**Job:** Copy out the complete listing, word for word.
— START OF The input —
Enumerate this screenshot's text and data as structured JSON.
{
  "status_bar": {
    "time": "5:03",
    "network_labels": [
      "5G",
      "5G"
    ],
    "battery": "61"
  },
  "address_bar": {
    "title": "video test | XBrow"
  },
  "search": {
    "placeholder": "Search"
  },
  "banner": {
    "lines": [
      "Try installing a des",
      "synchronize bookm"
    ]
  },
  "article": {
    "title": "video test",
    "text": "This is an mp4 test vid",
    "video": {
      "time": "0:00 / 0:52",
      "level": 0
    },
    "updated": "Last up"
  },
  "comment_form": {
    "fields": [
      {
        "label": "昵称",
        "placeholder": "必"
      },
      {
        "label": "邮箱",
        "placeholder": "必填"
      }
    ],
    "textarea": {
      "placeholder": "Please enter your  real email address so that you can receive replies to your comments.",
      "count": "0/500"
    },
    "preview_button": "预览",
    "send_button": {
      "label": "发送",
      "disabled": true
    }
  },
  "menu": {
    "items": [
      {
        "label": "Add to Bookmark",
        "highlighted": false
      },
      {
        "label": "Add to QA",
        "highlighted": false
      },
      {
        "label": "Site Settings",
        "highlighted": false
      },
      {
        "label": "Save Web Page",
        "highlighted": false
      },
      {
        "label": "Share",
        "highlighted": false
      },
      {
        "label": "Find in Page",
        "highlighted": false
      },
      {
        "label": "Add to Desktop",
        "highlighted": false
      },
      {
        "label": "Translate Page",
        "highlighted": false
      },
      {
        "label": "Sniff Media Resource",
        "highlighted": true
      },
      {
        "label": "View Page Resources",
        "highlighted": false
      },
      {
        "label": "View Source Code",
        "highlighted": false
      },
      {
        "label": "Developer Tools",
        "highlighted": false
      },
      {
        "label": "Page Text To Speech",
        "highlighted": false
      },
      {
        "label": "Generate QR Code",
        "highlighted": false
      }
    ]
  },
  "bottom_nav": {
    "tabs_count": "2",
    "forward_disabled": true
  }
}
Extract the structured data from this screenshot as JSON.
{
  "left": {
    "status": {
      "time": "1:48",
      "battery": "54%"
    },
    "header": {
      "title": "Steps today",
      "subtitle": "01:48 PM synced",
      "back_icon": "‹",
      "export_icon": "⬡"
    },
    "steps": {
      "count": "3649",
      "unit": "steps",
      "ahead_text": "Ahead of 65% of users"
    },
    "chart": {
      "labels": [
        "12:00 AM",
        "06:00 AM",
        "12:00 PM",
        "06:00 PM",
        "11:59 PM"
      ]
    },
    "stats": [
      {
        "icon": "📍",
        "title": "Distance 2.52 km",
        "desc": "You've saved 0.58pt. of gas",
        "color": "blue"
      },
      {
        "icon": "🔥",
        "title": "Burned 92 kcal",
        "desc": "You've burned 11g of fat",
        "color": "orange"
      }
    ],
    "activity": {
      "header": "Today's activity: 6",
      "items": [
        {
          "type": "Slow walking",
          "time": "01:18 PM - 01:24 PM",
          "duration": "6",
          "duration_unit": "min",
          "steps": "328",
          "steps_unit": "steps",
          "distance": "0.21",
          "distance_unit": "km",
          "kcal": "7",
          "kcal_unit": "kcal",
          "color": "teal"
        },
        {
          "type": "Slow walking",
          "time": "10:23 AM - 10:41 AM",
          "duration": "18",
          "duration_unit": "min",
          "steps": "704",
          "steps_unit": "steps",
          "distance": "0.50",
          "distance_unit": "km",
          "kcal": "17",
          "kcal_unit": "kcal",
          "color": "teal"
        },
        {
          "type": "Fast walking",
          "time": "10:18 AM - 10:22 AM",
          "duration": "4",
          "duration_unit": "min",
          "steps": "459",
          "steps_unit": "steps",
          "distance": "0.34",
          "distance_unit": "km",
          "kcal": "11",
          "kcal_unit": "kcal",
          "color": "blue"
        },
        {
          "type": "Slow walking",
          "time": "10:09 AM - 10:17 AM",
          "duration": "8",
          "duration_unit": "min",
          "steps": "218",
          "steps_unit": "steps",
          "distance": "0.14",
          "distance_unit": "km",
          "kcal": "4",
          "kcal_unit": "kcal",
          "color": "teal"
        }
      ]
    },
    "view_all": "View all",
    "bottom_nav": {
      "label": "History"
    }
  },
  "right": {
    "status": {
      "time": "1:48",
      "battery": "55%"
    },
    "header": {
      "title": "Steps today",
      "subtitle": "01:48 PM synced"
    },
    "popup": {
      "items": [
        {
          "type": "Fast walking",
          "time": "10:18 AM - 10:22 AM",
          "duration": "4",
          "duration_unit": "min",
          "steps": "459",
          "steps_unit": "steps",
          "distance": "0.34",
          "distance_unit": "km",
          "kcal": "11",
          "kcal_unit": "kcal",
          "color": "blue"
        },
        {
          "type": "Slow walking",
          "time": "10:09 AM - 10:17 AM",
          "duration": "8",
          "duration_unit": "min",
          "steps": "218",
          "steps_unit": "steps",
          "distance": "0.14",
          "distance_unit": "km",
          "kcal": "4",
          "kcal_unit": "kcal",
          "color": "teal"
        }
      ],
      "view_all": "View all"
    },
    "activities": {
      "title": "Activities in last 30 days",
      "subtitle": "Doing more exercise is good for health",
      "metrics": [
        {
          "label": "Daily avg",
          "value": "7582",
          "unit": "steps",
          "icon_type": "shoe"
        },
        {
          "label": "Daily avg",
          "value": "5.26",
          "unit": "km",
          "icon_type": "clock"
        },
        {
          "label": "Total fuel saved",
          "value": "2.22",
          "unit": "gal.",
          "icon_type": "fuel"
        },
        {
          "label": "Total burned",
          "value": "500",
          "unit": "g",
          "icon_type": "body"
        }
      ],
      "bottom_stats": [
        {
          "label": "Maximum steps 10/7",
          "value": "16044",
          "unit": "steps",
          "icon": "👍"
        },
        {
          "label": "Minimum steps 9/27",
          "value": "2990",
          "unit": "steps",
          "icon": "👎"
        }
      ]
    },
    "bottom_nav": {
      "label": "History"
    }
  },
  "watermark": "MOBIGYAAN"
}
— END OF The input —
**The completed task:**
Enumerate this screenshot's text and data as structured JSON.
{
  "status_bar": {
    "time": "5:03",
    "network_labels": [
      "5G",
      "5G"
    ],
    "battery": "61"
  },
  "address_bar": {
    "title": "video test | XBrow"
  },
  "search": {
    "placeholder": "Search"
  },
  "banner": {
    "lines": [
      "Try installing a des",
      "synchronize bookm"
    ]
  },
  "article": {
    "title": "video test",
    "text": "This is an mp4 test vid",
    "video": {
      "time": "0:00 / 0:52",
      "level": 0
    },
    "updated": "Last up"
  },
  "comment_form": {
    "fields": [
      {
        "label": "昵称",
        "placeholder": "必"
      },
      {
        "label": "邮箱",
        "placeholder": "必填"
      }
    ],
    "textarea": {
      "placeholder": "Please enter your  real email address so that you can receive replies to your comments.",
      "count": "0/500"
    },
    "preview_button": "预览",
    "send_button": {
      "label": "发送",
      "disabled": true
    }
  },
  "menu": {
    "items": [
      {
        "label": "Add to Bookmark",
        "highlighted": false
      },
      {
        "label": "Add to QA",
        "highlighted": false
      },
      {
        "label": "Site Settings",
        "highlighted": false
      },
      {
        "label": "Save Web Page",
        "highlighted": false
      },
      {
        "label": "Share",
        "highlighted": false
      },
      {
        "label": "Find in Page",
        "highlighted": false
      },
      {
        "label": "Add to Desktop",
        "highlighted": false
      },
      {
        "label": "Translate Page",
        "highlighted": false
      },
      {
        "label": "Sniff Media Resource",
        "highlighted": true
      },
      {
        "label": "View Page Resources",
        "highlighted": false
      },
      {
        "label": "View Source Code",
        "highlighted": false
      },
      {
        "label": "Developer Tools",
        "highlighted": false
      },
      {
        "label": "Page Text To Speech",
        "highlighted": false
      },
      {
        "label": "Generate QR Code",
        "highlighted": false
      }
    ]
  },
  "bottom_nav": {
    "tabs_count": "2",
    "forward_disabled": true
  }
}
Extract the structured data from this screenshot as JSON.
{
  "left": {
    "status": {
      "time": "1:48",
      "battery": "54%"
    },
    "header": {
      "title": "Steps today",
      "subtitle": "01:48 PM synced",
      "back_icon": "‹",
      "export_icon": "⬡"
    },
    "steps": {
      "count": "3649",
      "unit": "steps",
      "ahead_text": "Ahead of 65% of users"
    },
    "chart": {
      "labels": [
        "12:00 AM",
        "06:00 AM",
        "12:00 PM",
        "06:00 PM",
        "11:59 PM"
      ]
    },
    "stats": [
      {
        "icon": "📍",
        "title": "Distance 2.52 km",
        "desc": "You've saved 0.58pt. of gas",
        "color": "blue"
      },
      {
        "icon": "🔥",
        "title": "Burned 92 kcal",
        "desc": "You've burned 11g of fat",
        "color": "orange"
      }
    ],
    "activity": {
      "header": "Today's activity: 6",
      "items": [
        {
          "type": "Slow walking",
          "time": "01:18 PM - 01:24 PM",
          "duration": "6",
          "duration_unit": "min",
          "steps": "328",
          "steps_unit": "steps",
          "distance": "0.21",
          "distance_unit": "km",
          "kcal": "7",
          "kcal_unit": "kcal",
          "color": "teal"
        },
        {
          "type": "Slow walking",
          "time": "10:23 AM - 10:41 AM",
          "duration": "18",
          "duration_unit": "min",
          "steps": "704",
          "steps_unit": "steps",
          "distance": "0.50",
          "distance_unit": "km",
          "kcal": "17",
          "kcal_unit": "kcal",
          "color": "teal"
        },
        {
          "type": "Fast walking",
          "time": "10:18 AM - 10:22 AM",
          "duration": "4",
          "duration_unit": "min",
          "steps": "459",
          "steps_unit": "steps",
          "distance": "0.34",
          "distance_unit": "km",
          "kcal": "11",
          "kcal_unit": "kcal",
          "color": "blue"
        },
        {
          "type": "Slow walking",
          "time": "10:09 AM - 10:17 AM",
          "duration": "8",
          "duration_unit": "min",
          "steps": "218",
          "steps_unit": "steps",
          "distance": "0.14",
          "distance_unit": "km",
          "kcal": "4",
          "kcal_unit": "kcal",
          "color": "teal"
        }
      ]
    },
    "view_all": "View all",
    "bottom_nav": {
      "label": "History"
    }
  },
  "right": {
    "status": {
      "time": "1:48",
      "battery": "55%"
    },
    "header": {
      "title": "Steps today",
      "subtitle": "01:48 PM synced"
    },
    "popup": {
      "items": [
        {
          "type": "Fast walking",
          "time": "10:18 AM - 10:22 AM",
          "duration": "4",
          "duration_unit": "min",
          "steps": "459",
          "steps_unit": "steps",
          "distance": "0.34",
          "distance_unit": "km",
          "kcal": "11",
          "kcal_unit": "kcal",
          "color": "blue"
        },
        {
          "type": "Slow walking",
          "time": "10:09 AM - 10:17 AM",
          "duration": "8",
          "duration_unit": "min",
          "steps": "218",
          "steps_unit": "steps",
          "distance": "0.14",
          "distance_unit": "km",
          "kcal": "4",
          "kcal_unit": "kcal",
          "color": "teal"
        }
      ],
      "view_all": "View all"
    },
    "activities": {
      "title": "Activities in last 30 days",
      "subtitle": "Doing more exercise is good for health",
      "metrics": [
        {
          "label": "Daily avg",
          "value": "7582",
          "unit": "steps",
          "icon_type": "shoe"
        },
        {
          "label": "Daily avg",
          "value": "5.26",
          "unit": "km",
          "icon_type": "clock"
        },
        {
          "label": "Total fuel saved",
          "value": "2.22",
          "unit": "gal.",
          "icon_type": "fuel"
        },
        {
          "label": "Total burned",
          "value": "500",
          "unit": "g",
          "icon_type": "body"
        }
      ],
      "bottom_stats": [
        {
          "label": "Maximum steps 10/7",
          "value": "16044",
          "unit": "steps",
          "icon": "👍"
        },
        {
          "label": "Minimum steps 9/27",
          "value": "2990",
          "unit": "steps",
          "icon": "👎"
        }
      ]
    },
    "bottom_nav": {
      "label": "History"
    }
  },
  "watermark": "MOBIGYAAN"
}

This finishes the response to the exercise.